§ **WHAT YOU WILL DO**
Find each line with the string "sont" and report it.

§ **ENTRIES SUPPLIED**
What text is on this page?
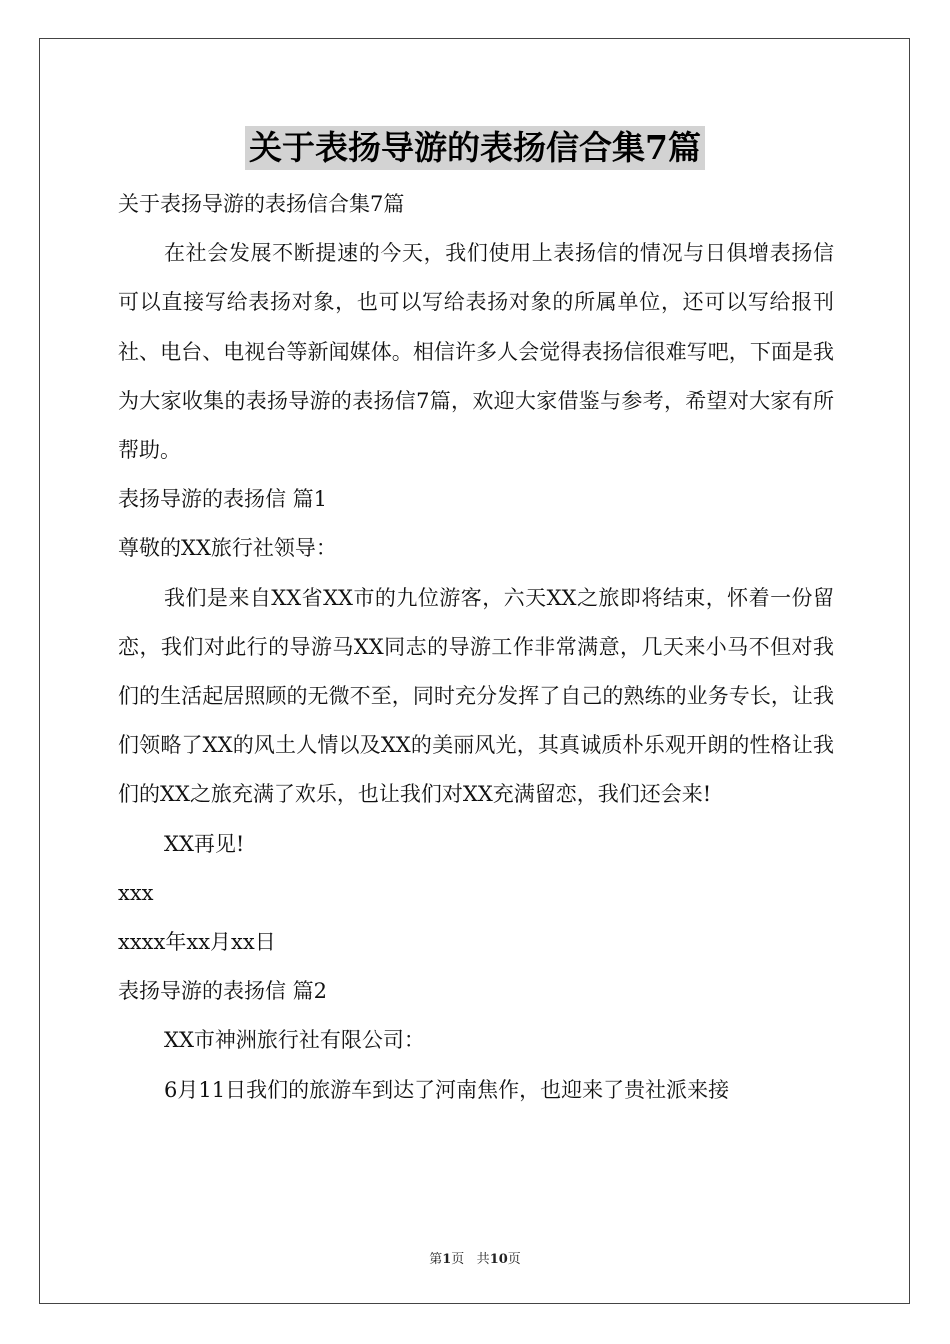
关于表扬导游的表扬信合集7篇

关于表扬导游的表扬信合集7篇

在社会发展不断提速的今天，我们使用上表扬信的情况与日俱增表扬信可以直接写给表扬对象，也可以写给表扬对象的所属单位，还可以写给报刊社、电台、电视台等新闻媒体。相信许多人会觉得表扬信很难写吧，下面是我为大家收集的表扬导游的表扬信7篇，欢迎大家借鉴与参考，希望对大家有所帮助。

表扬导游的表扬信 篇1

尊敬的XX旅行社领导：

我们是来自XX省XX市的九位游客，六天XX之旅即将结束，怀着一份留恋，我们对此行的导游马XX同志的导游工作非常满意，几天来小马不但对我们的生活起居照顾的无微不至，同时充分发挥了自己的熟练的业务专长，让我们领略了XX的风土人情以及XX的美丽风光，其真诚质朴乐观开朗的性格让我们的XX之旅充满了欢乐，也让我们对XX充满留恋，我们还会来!

XX再见!

xxx

xxxx年xx月xx日

表扬导游的表扬信 篇2

XX市神洲旅行社有限公司：

6月11日我们的旅游车到达了河南焦作，也迎来了贵社派来接

第1页 共10页
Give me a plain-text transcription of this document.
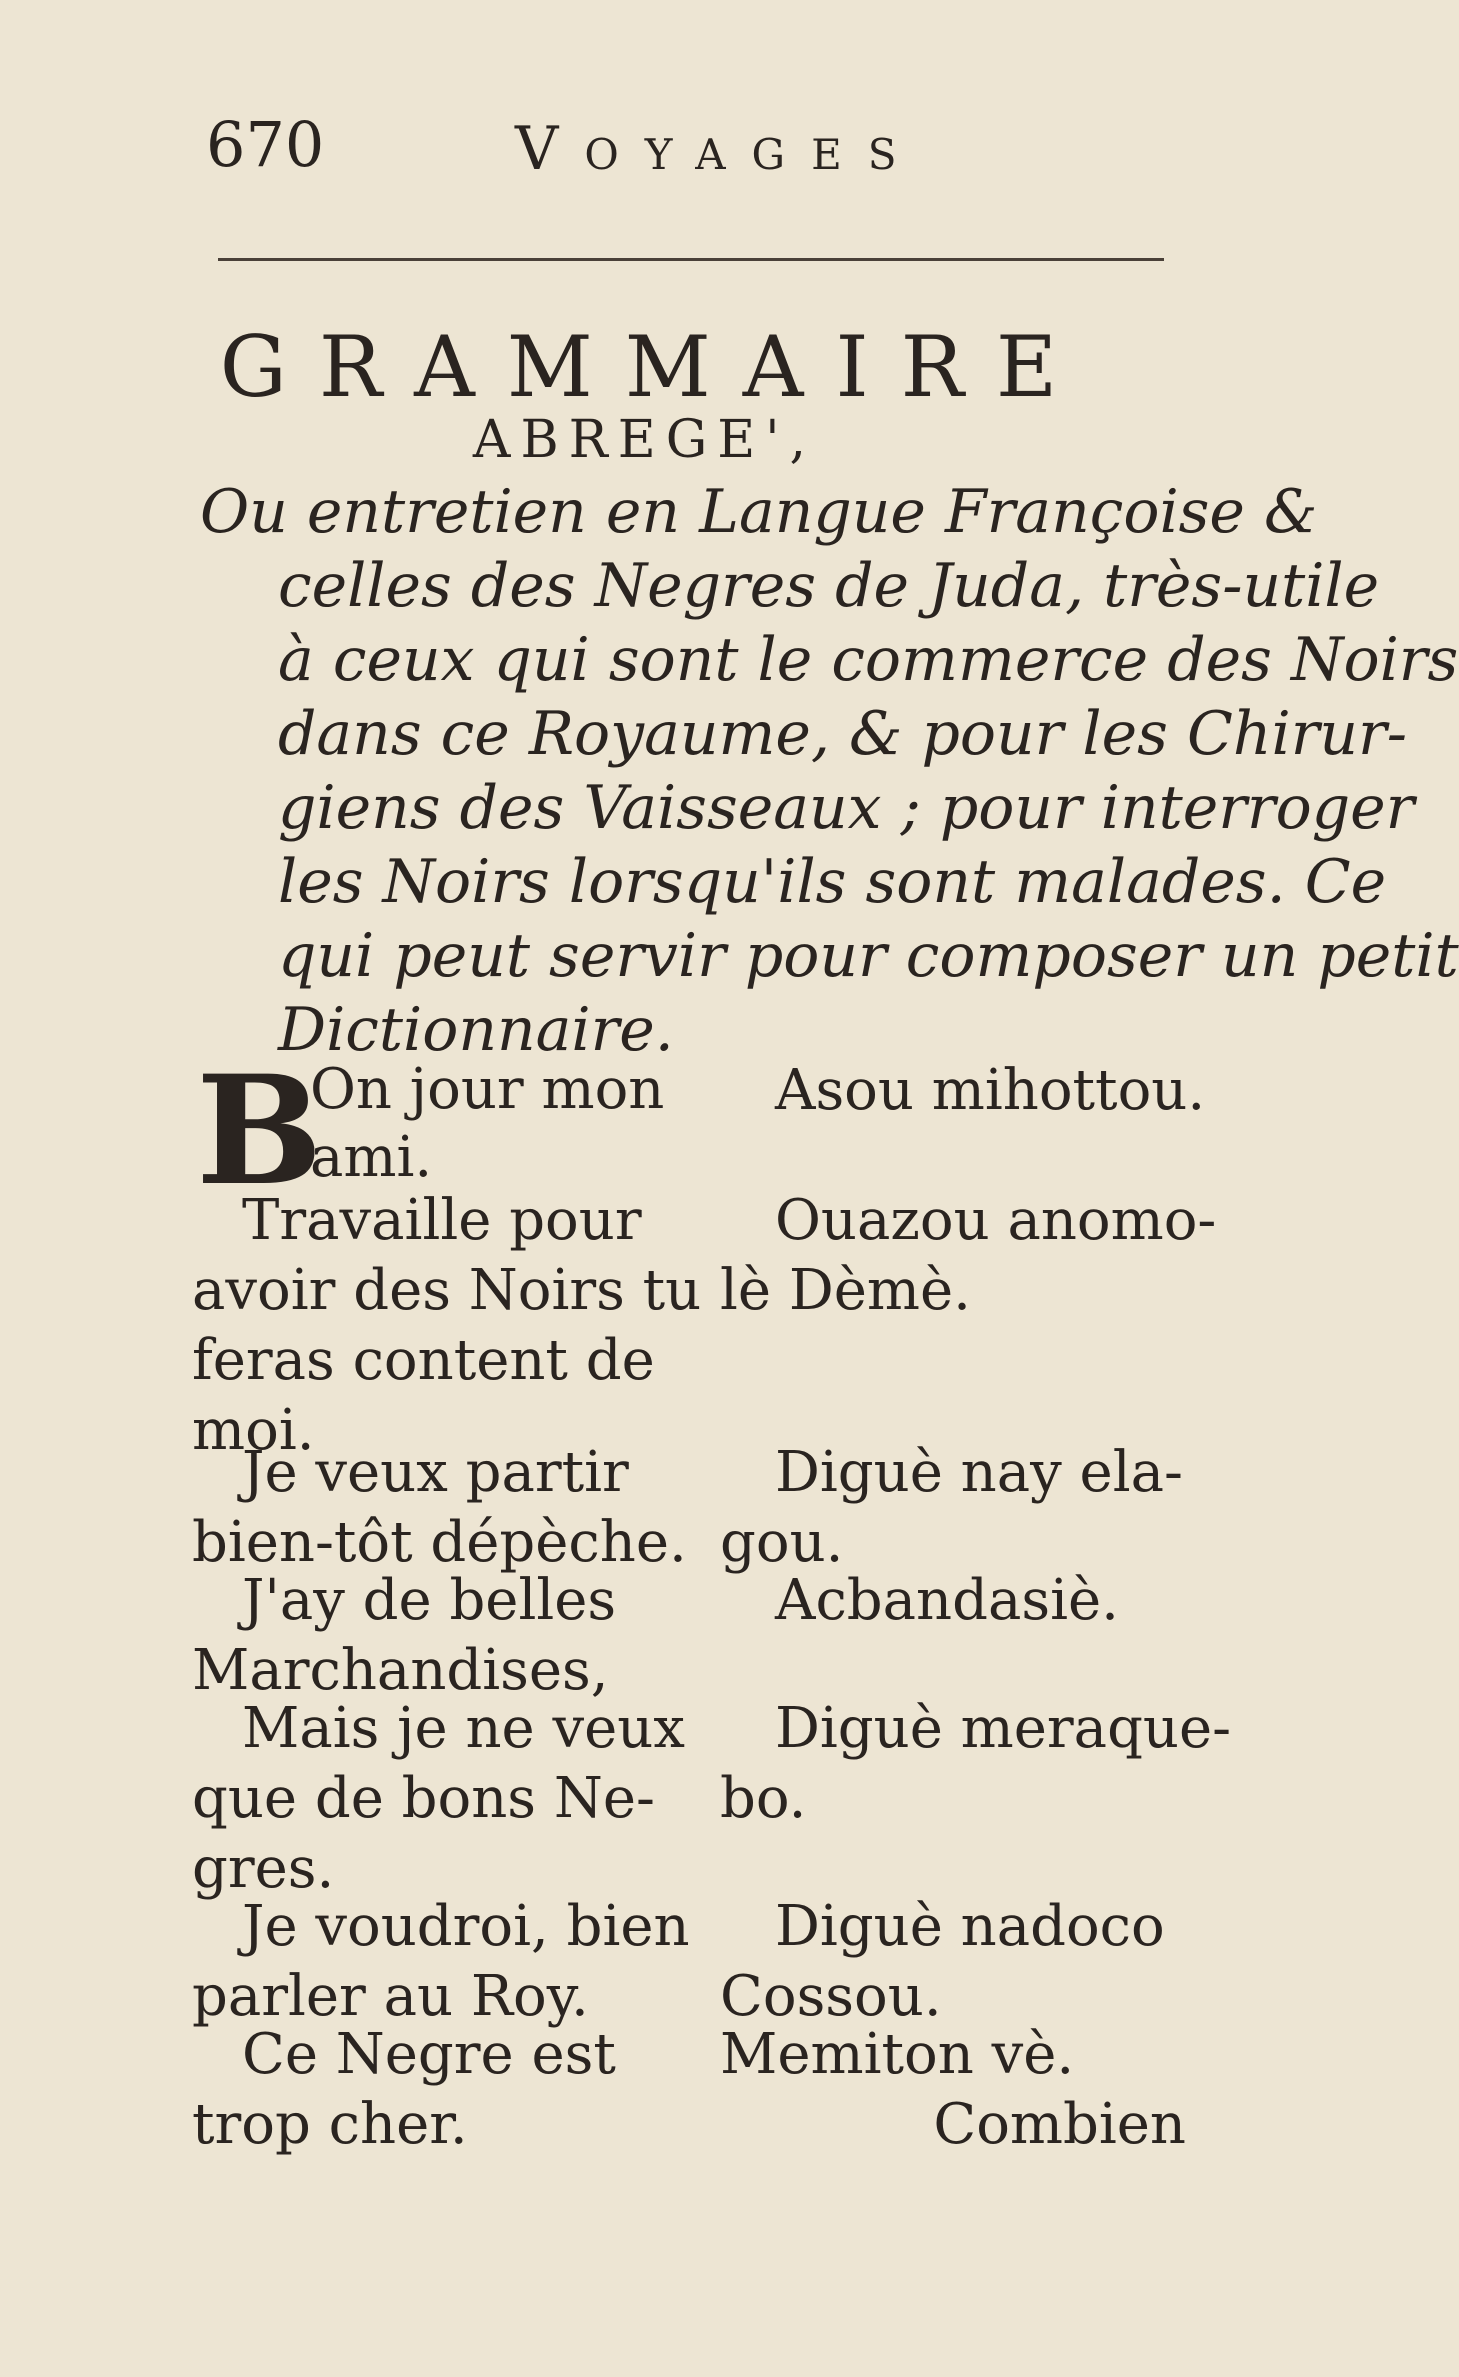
670	Voyages
GRAMMAIRE
ABREGE',

Ou entretien en Langue Françoise &

celles des Negres de Juda, très-utile

à ceux qui sont le commerce des Noirs

dans ce Royaume, & pour les Chirur-

giens des Vaisseaux ; pour interroger

les Noirs lorsqu'ils sont malades. Ce

qui peut servir pour composer un petit

Dictionnaire.

B

On jour mon

ami.

Asou mihottou.

Travaille pour

avoir des Noirs tu

feras content de

moi.

Ouazou anomo-

lè Dèmè.

Je veux partir

bien-tôt dépèche.

Diguè nay ela-

gou.

J'ay de belles

Marchandises,

Acbandasiè.

Mais je ne veux

que de bons Ne-

gres.

Diguè meraque-

bo.

Je voudroi, bien

parler au Roy.

Diguè nadoco

Cossou.

Ce Negre est

trop cher.

Memiton vè.

Combien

§ **RESPONSE**
à ceux qui sont le commerce des Noirs
les Noirs lorsqu'ils sont malades. Ce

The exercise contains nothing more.